## Tâche courte 1
Pouvez-vous extraire à l'identique les lignes des entrées, en commençant par la toute première et en terminant par celle qui contient « scan-speck bbox=[540, 1480, 542, 1482] », ces deux lignes incluses ?

S'agissant des bateaux naviguant au sud du 60e de latitude Sud, l'Organisation maritime internationale limite la présence à bord — pas seulement la combustion — des types de mazout de soute qu'utilisent normalement les bateaux. Dans l'Arctique, il faudra utiliser un mazout plus léger, comme le diesel arctique, qui coûte au moins deux fois plus cher que le mazout traditionnel.

Je crois savoir que le gouvernement norvégien a l'intention de proposer un règlement identique pour l'Arctique. Cela y augmenterait de beaucoup les coûts d'exploitation, en comparaison des routes traditionnelles, sans parler des autres conditions spéciales comme les normes de construction et d'équipement, les normes relatives à la formation et à la certification, et tous les autres coûts qui pourront être imposés pour la mise en place de services comme un système d'aide à la navigation, une capacité d'intervention d'urgence, une capacité de surveillance et de contrôle, la tenue et la mise à jour de cartes de navigation, et cetera, qui n'existent pas pour l'instant. Bref, je le répète, un trajet plus court ne revient pas forcément moins cher.

## Entrées de la tâche
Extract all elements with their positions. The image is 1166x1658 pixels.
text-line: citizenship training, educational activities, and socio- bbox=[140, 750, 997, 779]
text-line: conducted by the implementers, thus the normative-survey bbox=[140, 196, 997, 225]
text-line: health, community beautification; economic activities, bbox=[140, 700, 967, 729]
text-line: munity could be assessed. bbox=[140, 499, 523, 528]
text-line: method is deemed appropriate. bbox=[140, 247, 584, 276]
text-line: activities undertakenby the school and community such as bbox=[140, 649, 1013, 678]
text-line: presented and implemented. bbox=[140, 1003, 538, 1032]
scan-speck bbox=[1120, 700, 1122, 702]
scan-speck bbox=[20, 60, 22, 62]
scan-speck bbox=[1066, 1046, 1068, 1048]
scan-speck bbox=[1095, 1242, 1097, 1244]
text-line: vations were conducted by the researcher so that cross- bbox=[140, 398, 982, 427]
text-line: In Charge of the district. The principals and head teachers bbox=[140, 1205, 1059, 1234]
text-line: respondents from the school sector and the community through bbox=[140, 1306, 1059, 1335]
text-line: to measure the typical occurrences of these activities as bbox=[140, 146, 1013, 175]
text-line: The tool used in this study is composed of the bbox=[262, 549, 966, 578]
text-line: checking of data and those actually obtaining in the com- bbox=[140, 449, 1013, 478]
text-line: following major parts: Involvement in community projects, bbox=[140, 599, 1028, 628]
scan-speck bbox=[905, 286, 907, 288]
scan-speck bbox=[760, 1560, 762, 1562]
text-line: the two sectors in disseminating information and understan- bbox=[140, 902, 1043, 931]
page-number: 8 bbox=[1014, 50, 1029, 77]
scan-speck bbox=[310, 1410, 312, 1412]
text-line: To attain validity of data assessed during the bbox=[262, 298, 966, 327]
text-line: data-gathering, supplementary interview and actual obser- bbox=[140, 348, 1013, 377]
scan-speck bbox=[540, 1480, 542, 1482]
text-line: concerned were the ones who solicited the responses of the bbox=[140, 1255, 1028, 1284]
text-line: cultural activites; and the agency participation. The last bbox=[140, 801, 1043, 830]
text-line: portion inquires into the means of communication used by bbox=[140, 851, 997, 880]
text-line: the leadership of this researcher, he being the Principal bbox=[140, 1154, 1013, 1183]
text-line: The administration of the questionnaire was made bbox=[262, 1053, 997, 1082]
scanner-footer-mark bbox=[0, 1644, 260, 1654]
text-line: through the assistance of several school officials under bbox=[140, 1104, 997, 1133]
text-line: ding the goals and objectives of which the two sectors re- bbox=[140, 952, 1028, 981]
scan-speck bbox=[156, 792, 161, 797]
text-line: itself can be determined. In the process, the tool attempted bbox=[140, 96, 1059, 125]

## Tâche courte 2
Pouvez-vous recopier fidèlement le passage du texte sur la navigation dans l'Arctique qui commence par « Je crois savoir » et se termine par « forcément moins cher. » ?

## Résultat final 1
Extract all elements with their positions. The image is 1166x1658 pixels.
text-line: citizenship training, educational activities, and socio- bbox=[140, 750, 997, 779]
text-line: conducted by the implementers, thus the normative-survey bbox=[140, 196, 997, 225]
text-line: health, community beautification; economic activities, bbox=[140, 700, 967, 729]
text-line: munity could be assessed. bbox=[140, 499, 523, 528]
text-line: method is deemed appropriate. bbox=[140, 247, 584, 276]
text-line: activities undertakenby the school and community such as bbox=[140, 649, 1013, 678]
text-line: presented and implemented. bbox=[140, 1003, 538, 1032]
scan-speck bbox=[1120, 700, 1122, 702]
scan-speck bbox=[20, 60, 22, 62]
scan-speck bbox=[1066, 1046, 1068, 1048]
scan-speck bbox=[1095, 1242, 1097, 1244]
text-line: vations were conducted by the researcher so that cross- bbox=[140, 398, 982, 427]
text-line: In Charge of the district. The principals and head teachers bbox=[140, 1205, 1059, 1234]
text-line: respondents from the school sector and the community through bbox=[140, 1306, 1059, 1335]
text-line: to measure the typical occurrences of these activities as bbox=[140, 146, 1013, 175]
text-line: The tool used in this study is composed of the bbox=[262, 549, 966, 578]
text-line: checking of data and those actually obtaining in the com- bbox=[140, 449, 1013, 478]
text-line: following major parts: Involvement in community projects, bbox=[140, 599, 1028, 628]
scan-speck bbox=[905, 286, 907, 288]
scan-speck bbox=[760, 1560, 762, 1562]
text-line: the two sectors in disseminating information and understan- bbox=[140, 902, 1043, 931]
page-number: 8 bbox=[1014, 50, 1029, 77]
scan-speck bbox=[310, 1410, 312, 1412]
text-line: To attain validity of data assessed during the bbox=[262, 298, 966, 327]
text-line: data-gathering, supplementary interview and actual obser- bbox=[140, 348, 1013, 377]
scan-speck bbox=[540, 1480, 542, 1482]

## Résultat final 2
Je crois savoir que le gouvernement norvégien a l'intention de proposer un règlement identique pour l'Arctique. Cela y augmenterait de beaucoup les coûts d'exploitation, en comparaison des routes traditionnelles, sans parler des autres conditions spéciales comme les normes de construction et d'équipement, les normes relatives à la formation et à la certification, et tous les autres coûts qui pourront être imposés pour la mise en place de services comme un système d'aide à la navigation, une capacité d'intervention d'urgence, une capacité de surveillance et de contrôle, la tenue et la mise à jour de cartes de navigation, et cetera, qui n'existent pas pour l'instant. Bref, je le répète, un trajet plus court ne revient pas forcément moins cher.